(Collected data)
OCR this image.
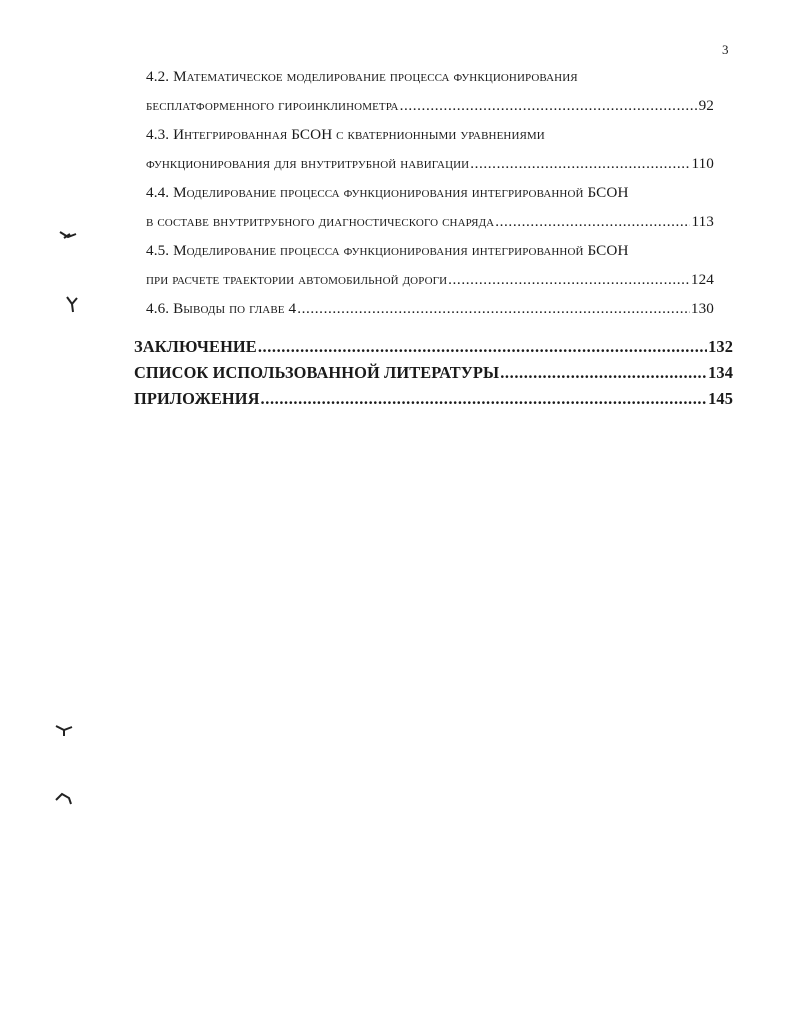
3
4.2. Математическое моделирование процесса функционирования
бесплатформенного гироинклинометра .....	92
4.3. Интегрированная БСОН с кватернионными уравнениями
функционирования для внутритрубной навигации .....	110
4.4. Моделирование процесса функционирования интегрированной БСОН
в составе внутритрубного диагностического снаряда .....	113
4.5. Моделирование процесса функционирования интегрированной БСОН
при расчете траектории автомобильной дороги .....	124
4.6. Выводы по главе 4 .....	130
ЗАКЛЮЧЕНИЕ .....	132
СПИСОК ИСПОЛЬЗОВАННОЙ ЛИТЕРАТУРЫ .....	134
ПРИЛОЖЕНИЯ .....	145
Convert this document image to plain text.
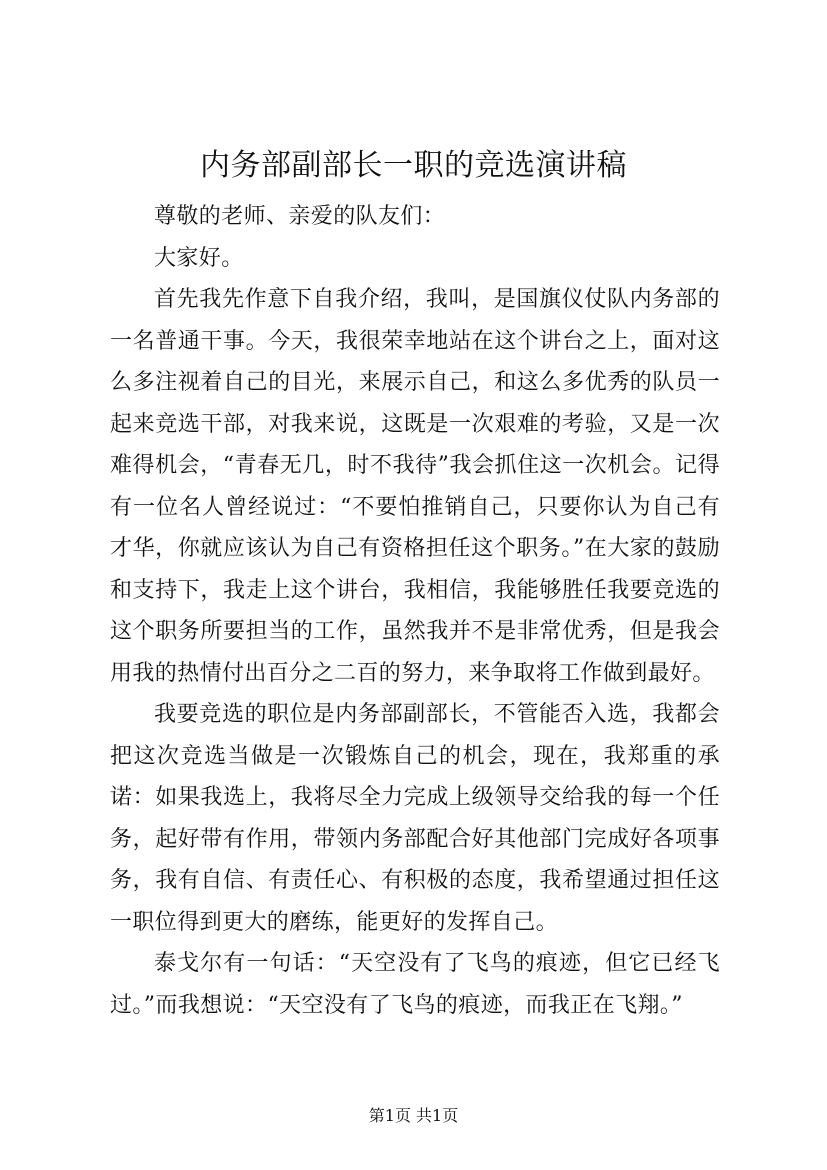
内务部副部长一职的竞选演讲稿

尊敬的老师、亲爱的队友们：

大家好。

首先我先作意下自我介绍，我叫，是国旗仪仗队内务部的一名普通干事。今天，我很荣幸地站在这个讲台之上，面对这么多注视着自己的目光，来展示自己，和这么多优秀的队员一起来竞选干部，对我来说，这既是一次艰难的考验，又是一次难得机会，“青春无几，时不我待”我会抓住这一次机会。记得有一位名人曾经说过：“不要怕推销自己，只要你认为自己有才华，你就应该认为自己有资格担任这个职务。”在大家的鼓励和支持下，我走上这个讲台，我相信，我能够胜任我要竞选的这个职务所要担当的工作，虽然我并不是非常优秀，但是我会用我的热情付出百分之二百的努力，来争取将工作做到最好。

我要竞选的职位是内务部副部长，不管能否入选，我都会把这次竞选当做是一次锻炼自己的机会，现在，我郑重的承诺：如果我选上，我将尽全力完成上级领导交给我的每一个任务，起好带有作用，带领内务部配合好其他部门完成好各项事务，我有自信、有责任心、有积极的态度，我希望通过担任这一职位得到更大的磨练，能更好的发挥自己。

泰戈尔有一句话：“天空没有了飞鸟的痕迹，但它已经飞过。”而我想说：“天空没有了飞鸟的痕迹，而我正在飞翔。”

第1页 共1页
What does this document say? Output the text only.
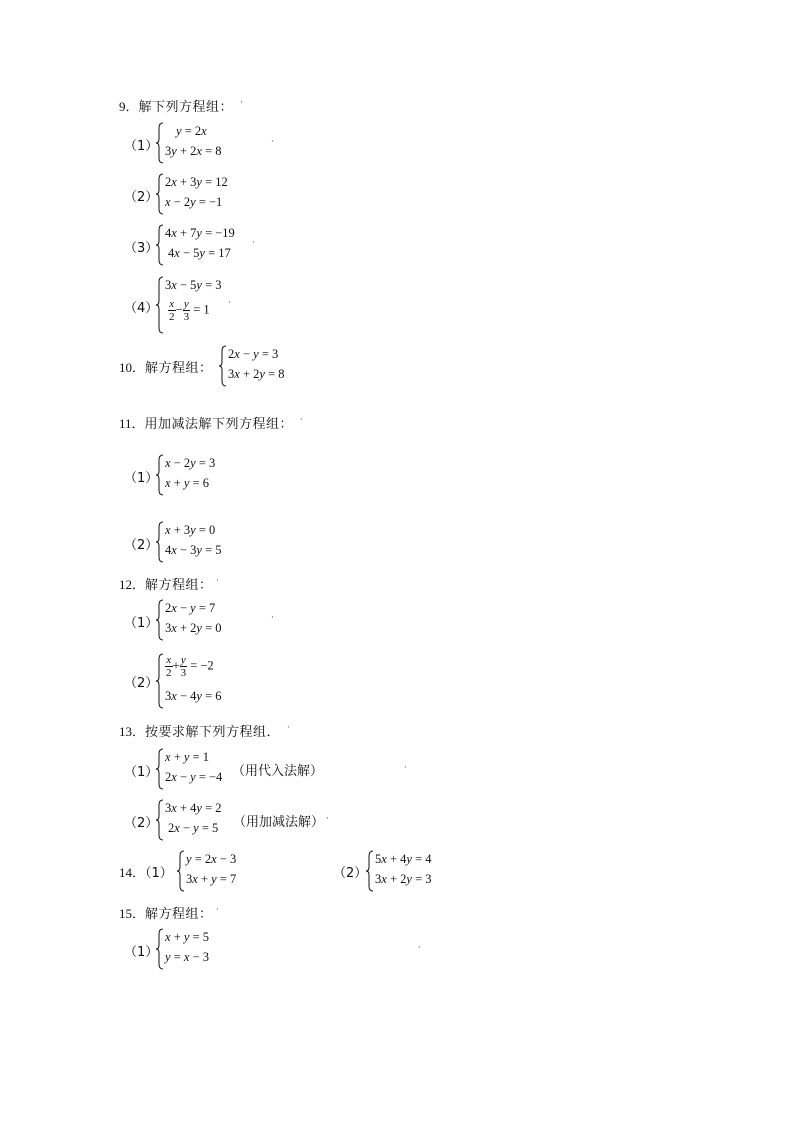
9．解下列方程组： ·
（1）
y = 2x
3y + 2x = 8
·
（2）
2x + 3y = 12
x − 2y = −1
（3）
4x + 7y = −19
4x − 5y = 17
·
（4）
3x − 5y = 3
$\frac{x}{2} - \frac{y}{3} = 1$ ·
10．解方程组：
2x − y = 3
3x + 2y = 8
11．用加减法解下列方程组： ·
（1）
x − 2y = 3
x + y = 6
（2）
x + 3y = 0
4x − 3y = 5
12．解方程组： ·
（1）
2x − y = 7
3x + 2y = 0
·
（2）
$\frac{x}{2} + \frac{y}{3} = -2$
3x − 4y = 6
13．按要求解下列方程组． ·
（1）
x + y = 1
2x − y = −4 （用代入法解）	·
（2）
3x + 4y = 2
2x − y = 5 （用加减法解） ·
14．（1）
y = 2x − 3
3x + y = 7	（2）
5x + 4y = 4
3x + 2y = 3
15．解方程组： ·
（1）
x + y = 5
y = x − 3
·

| DIRECTION |
Repeat the data exactly, excluding the pictures.

| CORRECT OUTPUT |
OCR this image.
3
4.2. Математическое моделирование процесса функционирования
бесплатформенного гироинклинометра .....	92
4.3. Интегрированная БСОН с кватернионными уравнениями
функционирования для внутритрубной навигации .....	110
4.4. Моделирование процесса функционирования интегрированной БСОН
в составе внутритрубного диагностического снаряда .....	113
4.5. Моделирование процесса функционирования интегрированной БСОН
при расчете траектории автомобильной дороги .....	124
4.6. Выводы по главе 4 .....	130
ЗАКЛЮЧЕНИЕ .....	132
СПИСОК ИСПОЛЬЗОВАННОЙ ЛИТЕРАТУРЫ .....	134
ПРИЛОЖЕНИЯ .....	145
Convert this document image to plain text.
内务部副部长一职的竞选演讲稿

尊敬的老师、亲爱的队友们：

大家好。

首先我先作意下自我介绍，我叫，是国旗仪仗队内务部的一名普通干事。今天，我很荣幸地站在这个讲台之上，面对这么多注视着自己的目光，来展示自己，和这么多优秀的队员一起来竞选干部，对我来说，这既是一次艰难的考验，又是一次难得机会，“青春无几，时不我待”我会抓住这一次机会。记得有一位名人曾经说过：“不要怕推销自己，只要你认为自己有才华，你就应该认为自己有资格担任这个职务。”在大家的鼓励和支持下，我走上这个讲台，我相信，我能够胜任我要竞选的这个职务所要担当的工作，虽然我并不是非常优秀，但是我会用我的热情付出百分之二百的努力，来争取将工作做到最好。

我要竞选的职位是内务部副部长，不管能否入选，我都会把这次竞选当做是一次锻炼自己的机会，现在，我郑重的承诺：如果我选上，我将尽全力完成上级领导交给我的每一个任务，起好带有作用，带领内务部配合好其他部门完成好各项事务，我有自信、有责任心、有积极的态度，我希望通过担任这一职位得到更大的磨练，能更好的发挥自己。

泰戈尔有一句话：“天空没有了飞鸟的痕迹，但它已经飞过。”而我想说：“天空没有了飞鸟的痕迹，而我正在飞翔。”

第1页 共1页
What does this document say? Output the text only.
9．解下列方程组： ·
（1）
y = 2x
3y + 2x = 8
·
（2）
2x + 3y = 12
x − 2y = −1
（3）
4x + 7y = −19
4x − 5y = 17
·
（4）
3x − 5y = 3
$\frac{x}{2} - \frac{y}{3} = 1$ ·
10．解方程组：
2x − y = 3
3x + 2y = 8
11．用加减法解下列方程组： ·
（1）
x − 2y = 3
x + y = 6
（2）
x + 3y = 0
4x − 3y = 5
12．解方程组： ·
（1）
2x − y = 7
3x + 2y = 0
·
（2）
$\frac{x}{2} + \frac{y}{3} = -2$
3x − 4y = 6
13．按要求解下列方程组． ·
（1）
x + y = 1
2x − y = −4 （用代入法解）	·
（2）
3x + 4y = 2
2x − y = 5 （用加减法解） ·
14．（1）
y = 2x − 3
3x + y = 7	（2）
5x + 4y = 4
3x + 2y = 3
15．解方程组： ·
（1）
x + y = 5
y = x − 3
·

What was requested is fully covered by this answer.